Lines containing the word "intercultural" are the ones to copy from the records below.

Dataset:
..............................

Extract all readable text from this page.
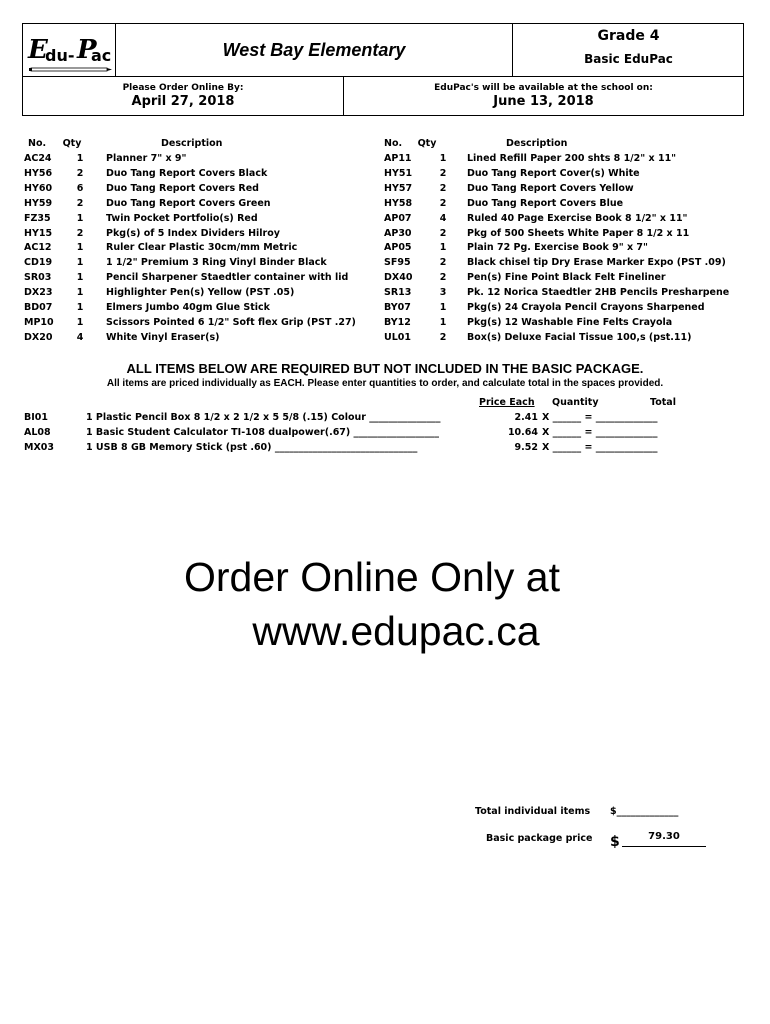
E
du- P
ac	West Bay Elementary
Grade 4
Basic EduPac
Please Order Online By:
April 27, 2018
EduPac's will be available at the school on:
June 13, 2018
No. Qty	Description
AC24	1	Planner 7" x 9"
HY56	2	Duo Tang Report Covers Black
HY60	6	Duo Tang Report Covers Red
HY59	2	Duo Tang Report Covers Green
FZ35	1	Twin Pocket Portfolio(s) Red
HY15	2	Pkg(s) of 5 Index Dividers Hilroy
AC12	1	Ruler Clear Plastic 30cm/mm Metric
CD19	1	1 1/2" Premium 3 Ring Vinyl Binder Black
SR03	1	Pencil Sharpener Staedtler container with lid
DX23	1	Highlighter Pen(s) Yellow (PST .05)
BD07	1	Elmers Jumbo 40gm Glue Stick
MP10	1	Scissors Pointed 6 1/2" Soft flex Grip (PST .27)
DX20	4	White Vinyl Eraser(s)
No. Qty	Description
AP11	1	Lined Refill Paper 200 shts 8 1/2" x 11"
HY51	2	Duo Tang Report Cover(s) White
HY57	2	Duo Tang Report Covers Yellow
HY58	2	Duo Tang Report Covers Blue
AP07	4	Ruled 40 Page Exercise Book 8 1/2" x 11"
AP30	2	Pkg of 500 Sheets White Paper 8 1/2 x 11
AP05	1	Plain 72 Pg. Exercise Book 9" x 7"
SF95	2	Black chisel tip Dry Erase Marker Expo (PST .09)
DX40	2	Pen(s) Fine Point Black Felt Fineliner
SR13	3	Pk. 12 Norica Staedtler 2HB Pencils Presharpene
BY07	1	Pkg(s) 24 Crayola Pencil Crayons Sharpened
BY12	1	Pkg(s) 12 Washable Fine Felts Crayola
UL01	2	Box(s) Deluxe Facial Tissue 100,s (pst.11)
ALL ITEMS BELOW ARE REQUIRED BUT NOT INCLUDED IN THE BASIC PACKAGE.
All items are priced individually as EACH. Please enter quantities to order, and calculate total in the spaces provided.
Price Each Quantity	Total
BI01	1 Plastic Pencil Box 8 1/2 x 2 1/2 x 5 5/8 (.15) Colour _______________	2.41 X ______ = _____________
AL08	1 Basic Student Calculator TI-108 dualpower(.67) __________________	10.64 X ______ = _____________
MX03	1 USB 8 GB Memory Stick (pst .60) ______________________________	9.52 X ______ = _____________
Order Online Only at
www.edupac.ca
Total individual items $_____________
Basic package price $	79.30
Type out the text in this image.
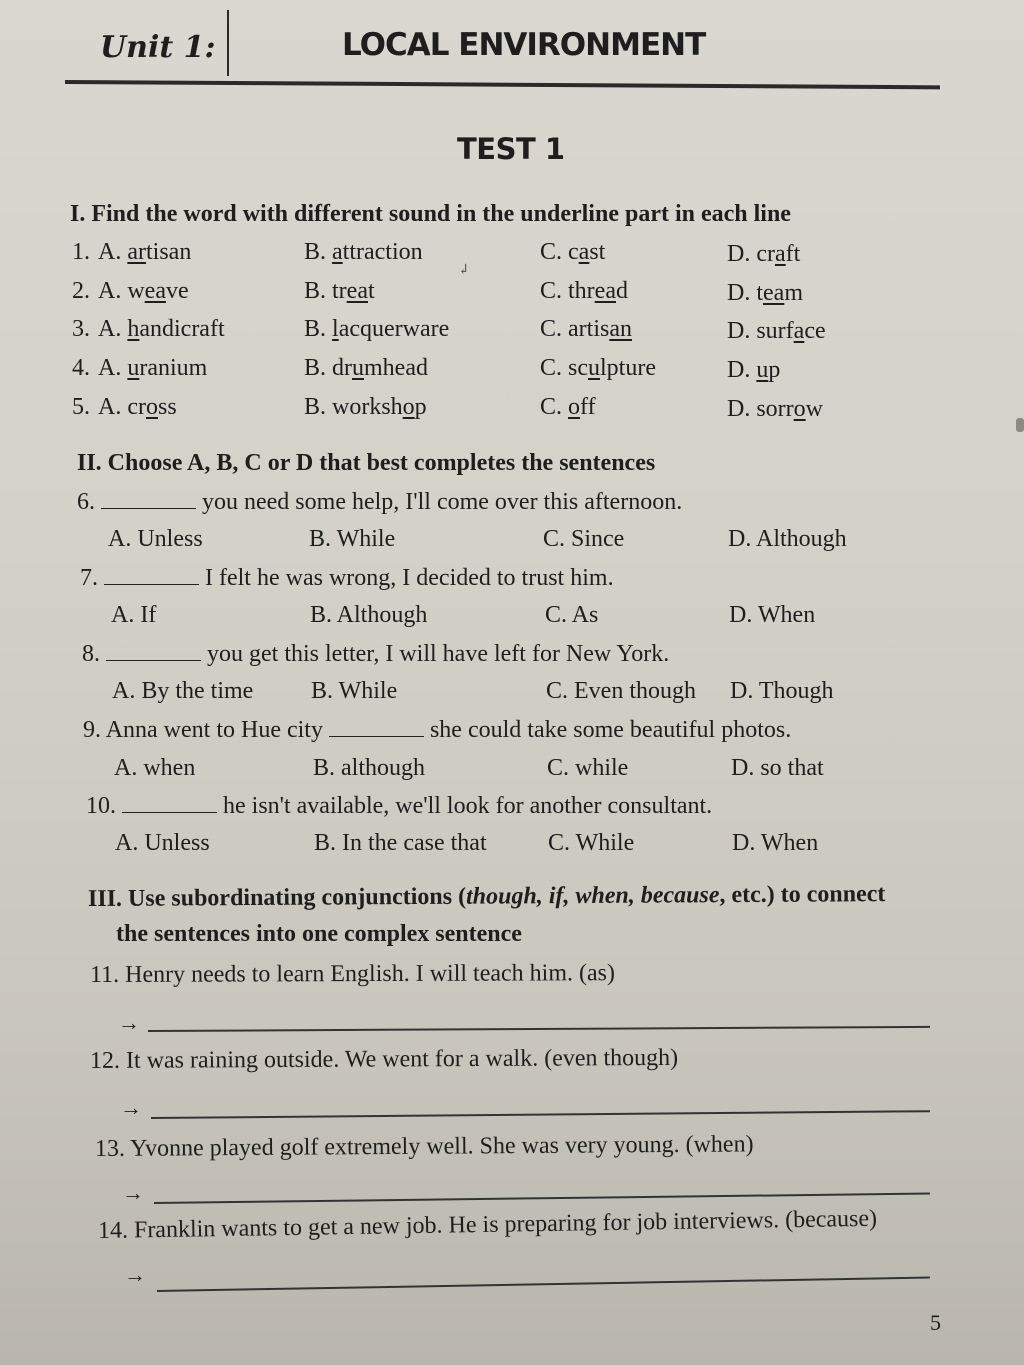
Unit 1:	LOCAL ENVIRONMENT
TEST 1
I. Find the word with different sound in the underline part in each line
↲
1. A. artisan	B. attraction	C. cast	D. craft
2. A. weave	B. treat	C. thread	D. team
3. A. handicraft	B. lacquerware	C. artisan	D. surface
4. A. uranium	B. drumhead	C. sculpture	D. up
5. A. cross	B. workshop	C. off	D. sorrow
II. Choose A, B, C or D that best completes the sentences
6.	you need some help, I'll come over this afternoon.
A. Unless	B. While	C. Since	D. Although
7.	I felt he was wrong, I decided to trust him.
A. If	B. Although	C. As	D. When
8.	you get this letter, I will have left for New York.
A. By the time B. While	C. Even though D. Though
9. Anna went to Hue city	she could take some beautiful photos.
A. when	B. although	C. while	D. so that
10.	he isn't available, we'll look for another consultant.
A. Unless	B. In the case that	C. While	D. When
III. Use subordinating conjunctions (though, if, when, because, etc.) to connect
the sentences into one complex sentence
11. Henry needs to learn English. I will teach him. (as)
→
12. It was raining outside. We went for a walk. (even though)
→
13. Yvonne played golf extremely well. She was very young. (when)
→
14. Franklin wants to get a new job. He is preparing for job interviews. (because)
→
5
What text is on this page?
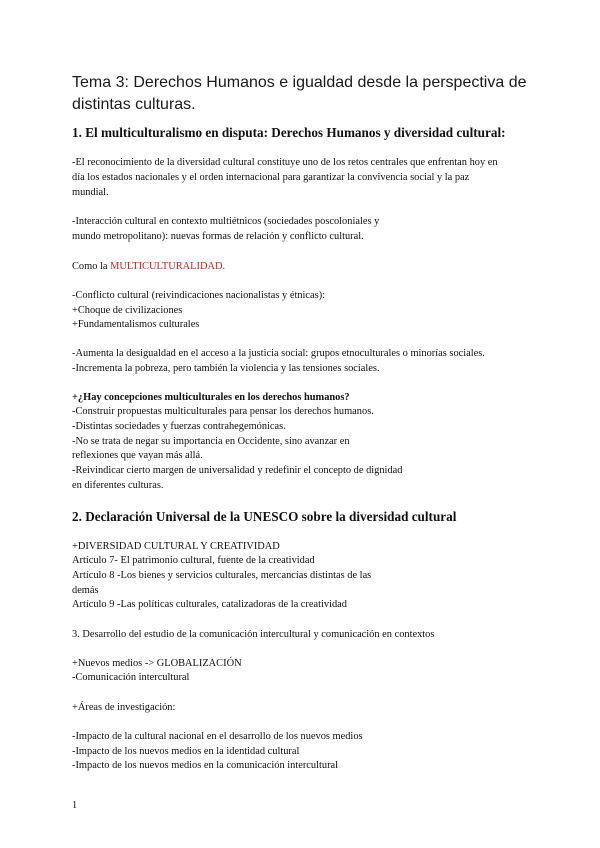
Tema 3: Derechos Humanos e igualdad desde la perspectiva de
distintas culturas.
1. El multiculturalismo en disputa: Derechos Humanos y diversidad cultural:
-El reconocimiento de la diversidad cultural constituye uno de los retos centrales que enfrentan hoy en
día los estados nacionales y el orden internacional para garantizar la convivencia social y la paz
mundial.
-Interacción cultural en contexto multiétnicos (sociedades poscoloniales y
mundo metropolitano): nuevas formas de relación y conflicto cultural.
Como la MULTICULTURALIDAD.
-Conflicto cultural (reivindicaciones nacionalistas y étnicas):
+Choque de civilizaciones
+Fundamentalismos culturales
-Aumenta la desigualdad en el acceso a la justicia social: grupos etnoculturales o minorías sociales.
-Incrementa la pobreza, pero también la violencia y las tensiones sociales.
+¿Hay concepciones multiculturales en los derechos humanos?
-Construir propuestas multiculturales para pensar los derechos humanos.
-Distintas sociedades y fuerzas contrahegemónicas.
-No se trata de negar su importancia en Occidente, sino avanzar en
reflexiones que vayan más allá.
-Reivindicar cierto margen de universalidad y redefinir el concepto de dignidad
en diferentes culturas.
2. Declaración Universal de la UNESCO sobre la diversidad cultural
+DIVERSIDAD CULTURAL Y CREATIVIDAD
Artículo 7- El patrimonio cultural, fuente de la creatividad
Artículo 8 -Los bienes y servicios culturales, mercancías distintas de las
demás
Artículo 9 -Las políticas culturales, catalizadoras de la creatividad
3. Desarrollo del estudio de la comunicación intercultural y comunicación en contextos
+Nuevos medios -> GLOBALIZACIÓN
-Comunicación intercultural
+Áreas de investigación:
-Impacto de la cultural nacional en el desarrollo de los nuevos medios
-Impacto de los nuevos medios en la identidad cultural
-Impacto de los nuevos medios en la comunicación intercultural
1
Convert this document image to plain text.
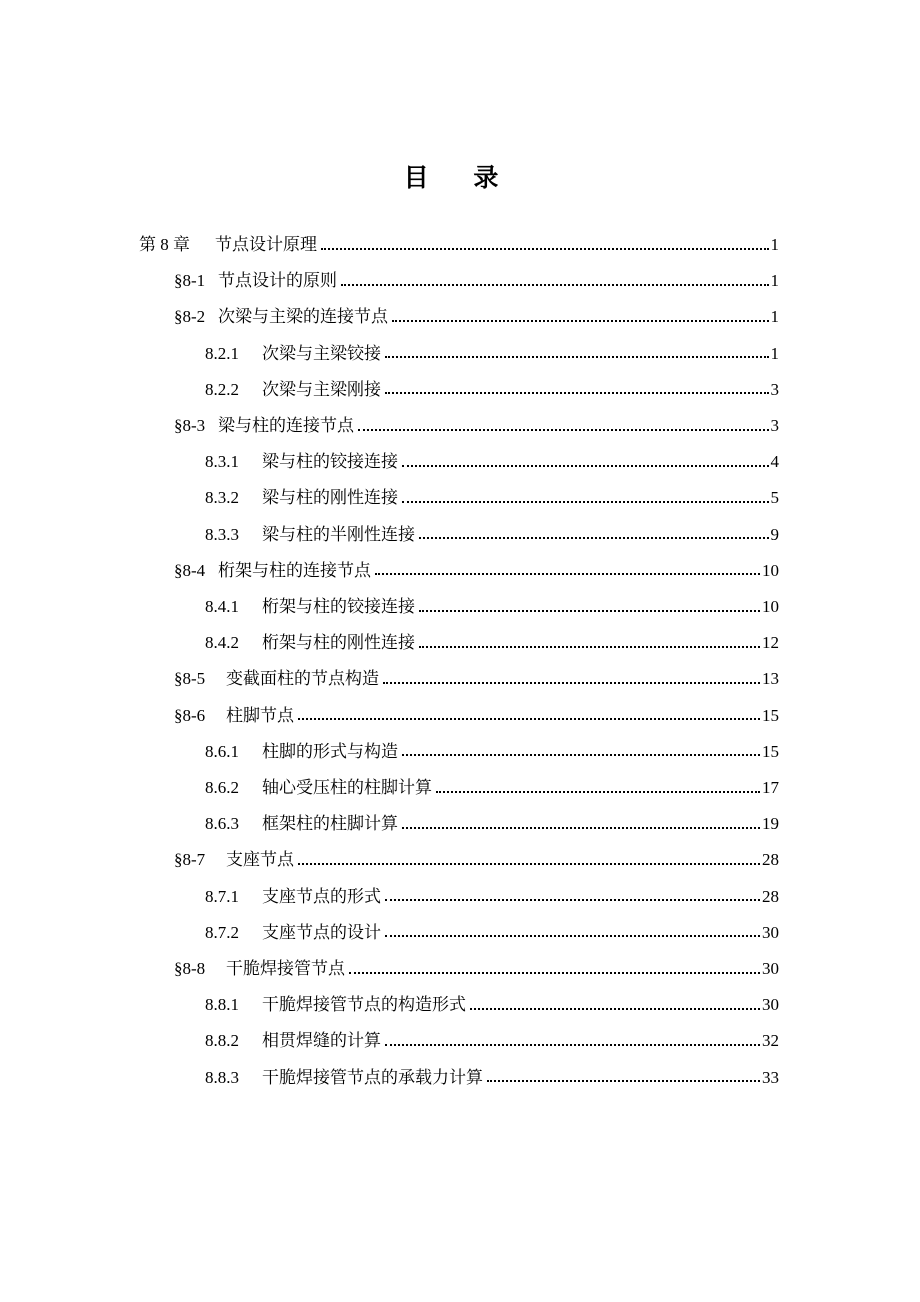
目 录
第 8 章	节点设计原理	1
§8-1 节点设计的原则	1
§8-2 次梁与主梁的连接节点	1
8.2.1	次梁与主梁铰接	1
8.2.2	次梁与主梁刚接	3
§8-3 梁与柱的连接节点	3
8.3.1	梁与柱的铰接连接	4
8.3.2	梁与柱的刚性连接	5
8.3.3	梁与柱的半刚性连接	9
§8-4 桁架与柱的连接节点	10
8.4.1	桁架与柱的铰接连接	10
8.4.2	桁架与柱的刚性连接	12
§8-5	变截面柱的节点构造	13
§8-6	柱脚节点	15
8.6.1	柱脚的形式与构造	15
8.6.2	轴心受压柱的柱脚计算	17
8.6.3	框架柱的柱脚计算	19
§8-7	支座节点	28
8.7.1	支座节点的形式	28
8.7.2	支座节点的设计	30
§8-8	干脆焊接管节点	30
8.8.1	干脆焊接管节点的构造形式	30
8.8.2	相贯焊缝的计算	32
8.8.3	干脆焊接管节点的承载力计算	33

..............................

Result for this task:
3. Desarrollo del estudio de la comunicación intercultural y comunicación en contextos
-Comunicación intercultural
-Impacto de los nuevos medios en la comunicación intercultural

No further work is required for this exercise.